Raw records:
------

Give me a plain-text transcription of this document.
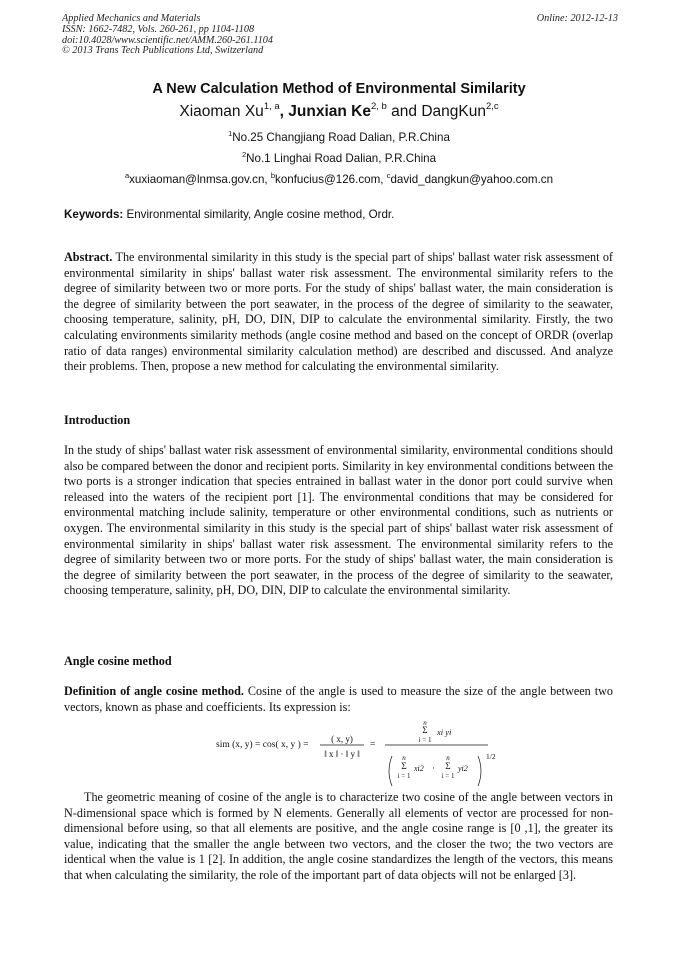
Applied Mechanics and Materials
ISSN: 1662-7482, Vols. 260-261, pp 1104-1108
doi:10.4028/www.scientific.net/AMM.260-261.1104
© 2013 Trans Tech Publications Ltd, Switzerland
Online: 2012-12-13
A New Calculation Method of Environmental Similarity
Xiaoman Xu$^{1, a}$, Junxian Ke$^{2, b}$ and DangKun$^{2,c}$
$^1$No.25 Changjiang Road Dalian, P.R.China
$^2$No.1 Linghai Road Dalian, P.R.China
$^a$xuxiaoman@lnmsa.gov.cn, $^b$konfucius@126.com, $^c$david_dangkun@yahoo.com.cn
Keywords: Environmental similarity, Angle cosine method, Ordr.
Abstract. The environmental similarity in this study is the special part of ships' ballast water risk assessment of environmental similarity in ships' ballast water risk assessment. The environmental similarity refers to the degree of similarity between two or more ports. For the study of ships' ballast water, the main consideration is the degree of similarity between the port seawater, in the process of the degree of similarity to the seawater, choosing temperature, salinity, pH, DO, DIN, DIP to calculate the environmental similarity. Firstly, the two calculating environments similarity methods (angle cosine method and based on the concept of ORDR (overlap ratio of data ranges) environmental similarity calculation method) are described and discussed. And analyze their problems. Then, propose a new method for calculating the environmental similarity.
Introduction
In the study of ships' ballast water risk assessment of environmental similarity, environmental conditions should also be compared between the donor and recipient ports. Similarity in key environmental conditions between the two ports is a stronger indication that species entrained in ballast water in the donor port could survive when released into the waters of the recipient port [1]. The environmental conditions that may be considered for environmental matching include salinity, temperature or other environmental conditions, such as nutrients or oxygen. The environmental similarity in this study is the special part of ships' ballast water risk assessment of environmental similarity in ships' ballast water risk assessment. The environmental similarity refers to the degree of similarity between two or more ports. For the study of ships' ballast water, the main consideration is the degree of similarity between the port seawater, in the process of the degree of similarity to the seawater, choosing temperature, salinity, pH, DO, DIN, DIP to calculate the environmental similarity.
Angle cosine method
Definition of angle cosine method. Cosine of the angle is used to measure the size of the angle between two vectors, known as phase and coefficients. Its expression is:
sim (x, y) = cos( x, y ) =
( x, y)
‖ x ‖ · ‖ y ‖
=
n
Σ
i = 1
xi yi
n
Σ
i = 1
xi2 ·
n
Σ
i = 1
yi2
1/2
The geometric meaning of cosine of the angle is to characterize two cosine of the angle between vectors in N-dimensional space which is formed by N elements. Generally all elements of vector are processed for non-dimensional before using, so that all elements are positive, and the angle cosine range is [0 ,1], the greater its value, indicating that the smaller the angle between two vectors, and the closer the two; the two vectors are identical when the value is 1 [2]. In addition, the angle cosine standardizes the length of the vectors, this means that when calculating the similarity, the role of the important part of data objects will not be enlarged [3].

------

What to work on -
Show all lines in the entries above where the string "China" appears.

The reply -
$^1$No.25 Changjiang Road Dalian, P.R.China
$^2$No.1 Linghai Road Dalian, P.R.China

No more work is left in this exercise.